Stated problem: Print out the entries below with no edits.

Available records:
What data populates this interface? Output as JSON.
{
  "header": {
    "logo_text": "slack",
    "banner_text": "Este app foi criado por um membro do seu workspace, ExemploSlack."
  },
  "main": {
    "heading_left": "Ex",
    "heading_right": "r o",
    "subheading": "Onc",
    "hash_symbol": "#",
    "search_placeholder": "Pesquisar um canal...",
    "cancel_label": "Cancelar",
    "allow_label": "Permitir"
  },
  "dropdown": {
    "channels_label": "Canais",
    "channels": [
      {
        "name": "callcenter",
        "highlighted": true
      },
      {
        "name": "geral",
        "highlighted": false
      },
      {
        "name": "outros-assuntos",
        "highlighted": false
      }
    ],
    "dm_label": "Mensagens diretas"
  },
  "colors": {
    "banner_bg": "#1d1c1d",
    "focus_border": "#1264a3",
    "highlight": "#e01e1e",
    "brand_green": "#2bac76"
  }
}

Task solution:
What data populates this interface? Output as JSON.
{
  "header": {
    "logo_text": "slack",
    "banner_text": "Este app foi criado por um membro do seu workspace, ExemploSlack."
  },
  "main": {
    "heading_left": "Ex",
    "heading_right": "r o",
    "subheading": "Onc",
    "hash_symbol": "#",
    "search_placeholder": "Pesquisar um canal...",
    "cancel_label": "Cancelar",
    "allow_label": "Permitir"
  },
  "dropdown": {
    "channels_label": "Canais",
    "channels": [
      {
        "name": "callcenter",
        "highlighted": true
      },
      {
        "name": "geral",
        "highlighted": false
      },
      {
        "name": "outros-assuntos",
        "highlighted": false
      }
    ],
    "dm_label": "Mensagens diretas"
  },
  "colors": {
    "banner_bg": "#1d1c1d",
    "focus_border": "#1264a3",
    "highlight": "#e01e1e",
    "brand_green": "#2bac76"
  }
}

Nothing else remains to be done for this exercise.